» **Task goal**
Provide the data again in its entirety, exactly as given.

begin Listed entries

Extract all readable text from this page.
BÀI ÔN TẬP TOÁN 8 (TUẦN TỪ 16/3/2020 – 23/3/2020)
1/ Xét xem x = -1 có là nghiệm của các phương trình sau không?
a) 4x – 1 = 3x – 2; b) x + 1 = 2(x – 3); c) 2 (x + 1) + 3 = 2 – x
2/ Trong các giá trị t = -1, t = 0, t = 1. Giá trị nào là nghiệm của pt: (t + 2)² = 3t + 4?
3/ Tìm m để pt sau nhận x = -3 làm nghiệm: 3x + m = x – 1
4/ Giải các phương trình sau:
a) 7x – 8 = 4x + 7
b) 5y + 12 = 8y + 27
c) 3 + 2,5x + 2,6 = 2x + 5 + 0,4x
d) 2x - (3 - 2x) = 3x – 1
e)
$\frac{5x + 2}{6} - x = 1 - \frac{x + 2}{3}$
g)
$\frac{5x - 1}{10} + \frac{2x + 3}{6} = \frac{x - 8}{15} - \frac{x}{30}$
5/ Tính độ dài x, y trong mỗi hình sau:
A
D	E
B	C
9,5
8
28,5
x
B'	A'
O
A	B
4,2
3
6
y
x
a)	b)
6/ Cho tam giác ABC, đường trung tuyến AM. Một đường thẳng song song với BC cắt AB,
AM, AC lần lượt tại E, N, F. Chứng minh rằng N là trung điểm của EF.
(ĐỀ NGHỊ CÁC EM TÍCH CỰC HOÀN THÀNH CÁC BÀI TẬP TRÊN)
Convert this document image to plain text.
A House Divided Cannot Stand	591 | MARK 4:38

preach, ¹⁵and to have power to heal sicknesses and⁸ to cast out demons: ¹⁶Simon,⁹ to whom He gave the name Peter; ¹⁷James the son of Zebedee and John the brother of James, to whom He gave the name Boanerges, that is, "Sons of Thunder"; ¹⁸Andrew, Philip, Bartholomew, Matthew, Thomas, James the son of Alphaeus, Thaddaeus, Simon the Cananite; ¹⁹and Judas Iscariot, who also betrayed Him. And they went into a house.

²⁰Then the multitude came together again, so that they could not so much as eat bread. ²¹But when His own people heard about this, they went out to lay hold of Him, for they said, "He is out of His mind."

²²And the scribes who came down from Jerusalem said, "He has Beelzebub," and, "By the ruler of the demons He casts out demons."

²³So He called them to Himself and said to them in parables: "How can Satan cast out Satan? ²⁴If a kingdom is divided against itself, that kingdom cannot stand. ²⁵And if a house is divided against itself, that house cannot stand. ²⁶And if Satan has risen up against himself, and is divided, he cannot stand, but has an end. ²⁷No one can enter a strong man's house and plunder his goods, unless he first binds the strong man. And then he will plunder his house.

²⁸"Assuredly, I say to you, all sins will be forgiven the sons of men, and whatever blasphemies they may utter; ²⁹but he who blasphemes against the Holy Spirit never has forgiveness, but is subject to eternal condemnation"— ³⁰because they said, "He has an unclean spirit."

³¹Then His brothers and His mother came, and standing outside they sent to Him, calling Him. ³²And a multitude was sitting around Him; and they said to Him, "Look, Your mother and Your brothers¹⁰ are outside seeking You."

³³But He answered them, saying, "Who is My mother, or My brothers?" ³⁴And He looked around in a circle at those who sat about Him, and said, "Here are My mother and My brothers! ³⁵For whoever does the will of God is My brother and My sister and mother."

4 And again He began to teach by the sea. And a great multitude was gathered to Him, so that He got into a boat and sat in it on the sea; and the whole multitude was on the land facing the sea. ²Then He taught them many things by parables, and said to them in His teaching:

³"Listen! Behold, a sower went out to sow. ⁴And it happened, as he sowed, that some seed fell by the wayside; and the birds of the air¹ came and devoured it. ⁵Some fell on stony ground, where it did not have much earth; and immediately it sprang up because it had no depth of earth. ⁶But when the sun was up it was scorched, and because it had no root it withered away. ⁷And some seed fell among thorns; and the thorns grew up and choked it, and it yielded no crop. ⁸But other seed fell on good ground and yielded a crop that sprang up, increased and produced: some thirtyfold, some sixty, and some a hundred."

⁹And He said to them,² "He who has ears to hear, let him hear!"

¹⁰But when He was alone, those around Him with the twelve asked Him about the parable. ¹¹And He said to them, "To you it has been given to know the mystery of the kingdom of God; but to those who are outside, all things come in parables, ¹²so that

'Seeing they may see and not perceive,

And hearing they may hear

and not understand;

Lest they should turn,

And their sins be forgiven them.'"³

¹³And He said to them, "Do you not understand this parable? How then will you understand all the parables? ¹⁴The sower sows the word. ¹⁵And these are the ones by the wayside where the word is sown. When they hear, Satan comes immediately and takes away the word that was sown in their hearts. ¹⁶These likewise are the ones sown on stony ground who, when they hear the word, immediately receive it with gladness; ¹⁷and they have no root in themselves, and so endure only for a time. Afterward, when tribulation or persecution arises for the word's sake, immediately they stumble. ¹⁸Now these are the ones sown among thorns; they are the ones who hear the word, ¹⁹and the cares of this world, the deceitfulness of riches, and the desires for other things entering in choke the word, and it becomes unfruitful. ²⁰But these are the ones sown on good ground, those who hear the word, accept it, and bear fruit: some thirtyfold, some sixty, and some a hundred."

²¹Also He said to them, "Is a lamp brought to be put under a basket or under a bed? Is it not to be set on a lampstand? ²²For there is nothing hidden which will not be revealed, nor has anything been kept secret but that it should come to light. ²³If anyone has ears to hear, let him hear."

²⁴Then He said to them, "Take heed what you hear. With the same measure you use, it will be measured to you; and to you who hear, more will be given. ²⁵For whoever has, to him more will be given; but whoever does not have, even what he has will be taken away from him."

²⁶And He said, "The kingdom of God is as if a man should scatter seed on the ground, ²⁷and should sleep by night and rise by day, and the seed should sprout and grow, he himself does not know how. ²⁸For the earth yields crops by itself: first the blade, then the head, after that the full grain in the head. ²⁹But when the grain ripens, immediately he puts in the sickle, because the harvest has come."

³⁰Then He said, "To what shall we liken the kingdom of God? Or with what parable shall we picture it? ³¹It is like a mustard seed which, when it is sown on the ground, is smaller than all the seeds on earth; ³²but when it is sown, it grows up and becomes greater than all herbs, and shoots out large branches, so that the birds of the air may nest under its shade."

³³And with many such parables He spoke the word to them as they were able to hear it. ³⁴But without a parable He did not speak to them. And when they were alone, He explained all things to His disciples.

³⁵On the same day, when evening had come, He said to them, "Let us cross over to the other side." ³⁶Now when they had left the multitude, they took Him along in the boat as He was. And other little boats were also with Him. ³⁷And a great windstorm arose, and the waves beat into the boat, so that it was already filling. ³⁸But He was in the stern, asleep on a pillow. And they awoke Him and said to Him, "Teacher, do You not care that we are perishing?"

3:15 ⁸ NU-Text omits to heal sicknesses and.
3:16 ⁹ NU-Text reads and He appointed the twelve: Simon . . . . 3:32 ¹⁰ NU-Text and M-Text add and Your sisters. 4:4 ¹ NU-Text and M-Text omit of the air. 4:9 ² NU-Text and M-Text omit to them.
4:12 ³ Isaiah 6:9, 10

end Listed entries

» **Response below**
Extract all readable text from this page.
BÀI ÔN TẬP TOÁN 8 (TUẦN TỪ 16/3/2020 – 23/3/2020)
1/ Xét xem x = -1 có là nghiệm của các phương trình sau không?
a) 4x – 1 = 3x – 2; b) x + 1 = 2(x – 3); c) 2 (x + 1) + 3 = 2 – x
2/ Trong các giá trị t = -1, t = 0, t = 1. Giá trị nào là nghiệm của pt: (t + 2)² = 3t + 4?
3/ Tìm m để pt sau nhận x = -3 làm nghiệm: 3x + m = x – 1
4/ Giải các phương trình sau:
a) 7x – 8 = 4x + 7
b) 5y + 12 = 8y + 27
c) 3 + 2,5x + 2,6 = 2x + 5 + 0,4x
d) 2x - (3 - 2x) = 3x – 1
e)
$\frac{5x + 2}{6} - x = 1 - \frac{x + 2}{3}$
g)
$\frac{5x - 1}{10} + \frac{2x + 3}{6} = \frac{x - 8}{15} - \frac{x}{30}$
5/ Tính độ dài x, y trong mỗi hình sau:
A
D	E
B	C
9,5
8
28,5
x
B'	A'
O
A	B
4,2
3
6
y
x
a)	b)
6/ Cho tam giác ABC, đường trung tuyến AM. Một đường thẳng song song với BC cắt AB,
AM, AC lần lượt tại E, N, F. Chứng minh rằng N là trung điểm của EF.
(ĐỀ NGHỊ CÁC EM TÍCH CỰC HOÀN THÀNH CÁC BÀI TẬP TRÊN)
Convert this document image to plain text.
A House Divided Cannot Stand	591 | MARK 4:38

preach, ¹⁵and to have power to heal sicknesses and⁸ to cast out demons: ¹⁶Simon,⁹ to whom He gave the name Peter; ¹⁷James the son of Zebedee and John the brother of James, to whom He gave the name Boanerges, that is, "Sons of Thunder"; ¹⁸Andrew, Philip, Bartholomew, Matthew, Thomas, James the son of Alphaeus, Thaddaeus, Simon the Cananite; ¹⁹and Judas Iscariot, who also betrayed Him. And they went into a house.

²⁰Then the multitude came together again, so that they could not so much as eat bread. ²¹But when His own people heard about this, they went out to lay hold of Him, for they said, "He is out of His mind."

²²And the scribes who came down from Jerusalem said, "He has Beelzebub," and, "By the ruler of the demons He casts out demons."

²³So He called them to Himself and said to them in parables: "How can Satan cast out Satan? ²⁴If a kingdom is divided against itself, that kingdom cannot stand. ²⁵And if a house is divided against itself, that house cannot stand. ²⁶And if Satan has risen up against himself, and is divided, he cannot stand, but has an end. ²⁷No one can enter a strong man's house and plunder his goods, unless he first binds the strong man. And then he will plunder his house.

²⁸"Assuredly, I say to you, all sins will be forgiven the sons of men, and whatever blasphemies they may utter; ²⁹but he who blasphemes against the Holy Spirit never has forgiveness, but is subject to eternal condemnation"— ³⁰because they said, "He has an unclean spirit."

³¹Then His brothers and His mother came, and standing outside they sent to Him, calling Him. ³²And a multitude was sitting around Him; and they said to Him, "Look, Your mother and Your brothers¹⁰ are outside seeking You."

³³But He answered them, saying, "Who is My mother, or My brothers?" ³⁴And He looked around in a circle at those who sat about Him, and said, "Here are My mother and My brothers! ³⁵For whoever does the will of God is My brother and My sister and mother."

4 And again He began to teach by the sea. And a great multitude was gathered to Him, so that He got into a boat and sat in it on the sea; and the whole multitude was on the land facing the sea. ²Then He taught them many things by parables, and said to them in His teaching:

³"Listen! Behold, a sower went out to sow. ⁴And it happened, as he sowed, that some seed fell by the wayside; and the birds of the air¹ came and devoured it. ⁵Some fell on stony ground, where it did not have much earth; and immediately it sprang up because it had no depth of earth. ⁶But when the sun was up it was scorched, and because it had no root it withered away. ⁷And some seed fell among thorns; and the thorns grew up and choked it, and it yielded no crop. ⁸But other seed fell on good ground and yielded a crop that sprang up, increased and produced: some thirtyfold, some sixty, and some a hundred."

⁹And He said to them,² "He who has ears to hear, let him hear!"

¹⁰But when He was alone, those around Him with the twelve asked Him about the parable. ¹¹And He said to them, "To you it has been given to know the mystery of the kingdom of God; but to those who are outside, all things come in parables, ¹²so that

'Seeing they may see and not perceive,

And hearing they may hear

and not understand;

Lest they should turn,

And their sins be forgiven them.'"³

¹³And He said to them, "Do you not understand this parable? How then will you understand all the parables? ¹⁴The sower sows the word. ¹⁵And these are the ones by the wayside where the word is sown. When they hear, Satan comes immediately and takes away the word that was sown in their hearts. ¹⁶These likewise are the ones sown on stony ground who, when they hear the word, immediately receive it with gladness; ¹⁷and they have no root in themselves, and so endure only for a time. Afterward, when tribulation or persecution arises for the word's sake, immediately they stumble. ¹⁸Now these are the ones sown among thorns; they are the ones who hear the word, ¹⁹and the cares of this world, the deceitfulness of riches, and the desires for other things entering in choke the word, and it becomes unfruitful. ²⁰But these are the ones sown on good ground, those who hear the word, accept it, and bear fruit: some thirtyfold, some sixty, and some a hundred."

²¹Also He said to them, "Is a lamp brought to be put under a basket or under a bed? Is it not to be set on a lampstand? ²²For there is nothing hidden which will not be revealed, nor has anything been kept secret but that it should come to light. ²³If anyone has ears to hear, let him hear."

²⁴Then He said to them, "Take heed what you hear. With the same measure you use, it will be measured to you; and to you who hear, more will be given. ²⁵For whoever has, to him more will be given; but whoever does not have, even what he has will be taken away from him."

²⁶And He said, "The kingdom of God is as if a man should scatter seed on the ground, ²⁷and should sleep by night and rise by day, and the seed should sprout and grow, he himself does not know how. ²⁸For the earth yields crops by itself: first the blade, then the head, after that the full grain in the head. ²⁹But when the grain ripens, immediately he puts in the sickle, because the harvest has come."

³⁰Then He said, "To what shall we liken the kingdom of God? Or with what parable shall we picture it? ³¹It is like a mustard seed which, when it is sown on the ground, is smaller than all the seeds on earth; ³²but when it is sown, it grows up and becomes greater than all herbs, and shoots out large branches, so that the birds of the air may nest under its shade."

³³And with many such parables He spoke the word to them as they were able to hear it. ³⁴But without a parable He did not speak to them. And when they were alone, He explained all things to His disciples.

³⁵On the same day, when evening had come, He said to them, "Let us cross over to the other side." ³⁶Now when they had left the multitude, they took Him along in the boat as He was. And other little boats were also with Him. ³⁷And a great windstorm arose, and the waves beat into the boat, so that it was already filling. ³⁸But He was in the stern, asleep on a pillow. And they awoke Him and said to Him, "Teacher, do You not care that we are perishing?"

3:15 ⁸ NU-Text omits to heal sicknesses and.
3:16 ⁹ NU-Text reads and He appointed the twelve: Simon . . . . 3:32 ¹⁰ NU-Text and M-Text add and Your sisters. 4:4 ¹ NU-Text and M-Text omit of the air. 4:9 ² NU-Text and M-Text omit to them.
4:12 ³ Isaiah 6:9, 10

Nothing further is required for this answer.